▶ **SET TASK**
Where a line in the listing contains the string "Call", copy that line out.

Extracted records
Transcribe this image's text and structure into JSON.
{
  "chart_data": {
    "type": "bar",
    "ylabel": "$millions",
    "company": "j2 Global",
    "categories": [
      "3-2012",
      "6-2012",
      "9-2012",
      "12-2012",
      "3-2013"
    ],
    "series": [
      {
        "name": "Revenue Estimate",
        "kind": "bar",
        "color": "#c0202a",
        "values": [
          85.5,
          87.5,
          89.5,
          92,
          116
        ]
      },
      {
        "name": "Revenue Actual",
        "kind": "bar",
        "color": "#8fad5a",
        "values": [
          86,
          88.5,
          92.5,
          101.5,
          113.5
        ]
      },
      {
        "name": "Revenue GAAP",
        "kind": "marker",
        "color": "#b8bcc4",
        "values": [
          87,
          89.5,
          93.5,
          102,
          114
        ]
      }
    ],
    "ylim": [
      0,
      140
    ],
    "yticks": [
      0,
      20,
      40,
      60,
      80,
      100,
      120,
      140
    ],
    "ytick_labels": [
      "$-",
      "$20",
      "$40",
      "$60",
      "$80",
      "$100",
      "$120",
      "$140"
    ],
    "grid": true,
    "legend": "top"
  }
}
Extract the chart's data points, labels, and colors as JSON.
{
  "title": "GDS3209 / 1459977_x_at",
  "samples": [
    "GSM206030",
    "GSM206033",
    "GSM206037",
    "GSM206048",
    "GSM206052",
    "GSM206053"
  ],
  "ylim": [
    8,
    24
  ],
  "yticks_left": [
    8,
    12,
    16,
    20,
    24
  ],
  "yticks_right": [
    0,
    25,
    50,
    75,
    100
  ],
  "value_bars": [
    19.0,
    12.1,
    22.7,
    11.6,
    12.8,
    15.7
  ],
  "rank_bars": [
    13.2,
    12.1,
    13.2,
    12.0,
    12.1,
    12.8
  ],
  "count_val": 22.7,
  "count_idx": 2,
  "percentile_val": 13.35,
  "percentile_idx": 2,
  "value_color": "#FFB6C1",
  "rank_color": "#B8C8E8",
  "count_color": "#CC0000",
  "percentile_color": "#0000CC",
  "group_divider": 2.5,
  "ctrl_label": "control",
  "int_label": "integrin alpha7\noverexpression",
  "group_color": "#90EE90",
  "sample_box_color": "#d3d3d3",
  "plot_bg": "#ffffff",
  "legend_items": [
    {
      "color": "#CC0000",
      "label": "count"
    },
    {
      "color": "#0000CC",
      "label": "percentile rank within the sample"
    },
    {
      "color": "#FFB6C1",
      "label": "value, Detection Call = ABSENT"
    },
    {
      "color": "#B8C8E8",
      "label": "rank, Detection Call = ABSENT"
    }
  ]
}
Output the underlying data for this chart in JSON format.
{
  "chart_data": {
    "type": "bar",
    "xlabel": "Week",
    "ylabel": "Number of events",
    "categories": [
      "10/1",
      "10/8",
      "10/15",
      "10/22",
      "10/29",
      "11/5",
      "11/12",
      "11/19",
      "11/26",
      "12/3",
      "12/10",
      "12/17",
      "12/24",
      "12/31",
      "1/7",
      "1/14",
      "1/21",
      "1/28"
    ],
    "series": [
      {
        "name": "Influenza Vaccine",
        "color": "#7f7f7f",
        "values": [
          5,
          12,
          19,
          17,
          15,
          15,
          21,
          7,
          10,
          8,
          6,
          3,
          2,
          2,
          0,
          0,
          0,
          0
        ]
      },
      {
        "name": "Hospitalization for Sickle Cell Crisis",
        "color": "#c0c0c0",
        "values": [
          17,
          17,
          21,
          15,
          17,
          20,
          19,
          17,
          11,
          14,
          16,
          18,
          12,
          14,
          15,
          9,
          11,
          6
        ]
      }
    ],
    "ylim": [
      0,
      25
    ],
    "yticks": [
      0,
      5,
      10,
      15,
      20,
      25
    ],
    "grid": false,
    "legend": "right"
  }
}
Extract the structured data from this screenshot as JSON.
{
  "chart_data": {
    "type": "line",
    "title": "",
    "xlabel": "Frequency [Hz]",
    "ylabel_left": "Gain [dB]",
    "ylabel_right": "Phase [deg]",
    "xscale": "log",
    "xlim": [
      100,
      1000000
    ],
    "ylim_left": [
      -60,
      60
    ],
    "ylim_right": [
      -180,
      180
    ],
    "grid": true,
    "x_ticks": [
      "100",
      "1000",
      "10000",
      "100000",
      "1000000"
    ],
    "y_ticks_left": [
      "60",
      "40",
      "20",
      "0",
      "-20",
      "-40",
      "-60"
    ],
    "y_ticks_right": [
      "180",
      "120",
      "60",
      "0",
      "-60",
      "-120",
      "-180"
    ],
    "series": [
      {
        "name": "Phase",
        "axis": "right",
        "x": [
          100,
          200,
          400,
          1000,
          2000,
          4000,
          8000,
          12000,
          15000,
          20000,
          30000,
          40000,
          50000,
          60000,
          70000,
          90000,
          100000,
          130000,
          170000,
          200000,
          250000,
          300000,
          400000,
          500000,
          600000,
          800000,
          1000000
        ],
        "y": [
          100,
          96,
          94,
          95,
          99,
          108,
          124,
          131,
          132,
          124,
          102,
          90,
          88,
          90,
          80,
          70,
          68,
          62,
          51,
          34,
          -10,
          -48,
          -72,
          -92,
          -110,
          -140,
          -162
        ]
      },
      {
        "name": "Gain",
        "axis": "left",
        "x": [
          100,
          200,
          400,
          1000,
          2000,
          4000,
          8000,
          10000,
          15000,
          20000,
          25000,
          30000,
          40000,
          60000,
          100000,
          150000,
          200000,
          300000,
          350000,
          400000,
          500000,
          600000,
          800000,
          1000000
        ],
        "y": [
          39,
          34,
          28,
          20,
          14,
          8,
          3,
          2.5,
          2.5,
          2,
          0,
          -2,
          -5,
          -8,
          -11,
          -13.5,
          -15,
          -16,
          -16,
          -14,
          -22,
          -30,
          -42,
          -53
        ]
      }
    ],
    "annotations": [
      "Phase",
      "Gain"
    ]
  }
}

▶ **FULL ANSWER**
      "label": "value, Detection Call = ABSENT"
      "label": "rank, Detection Call = ABSENT"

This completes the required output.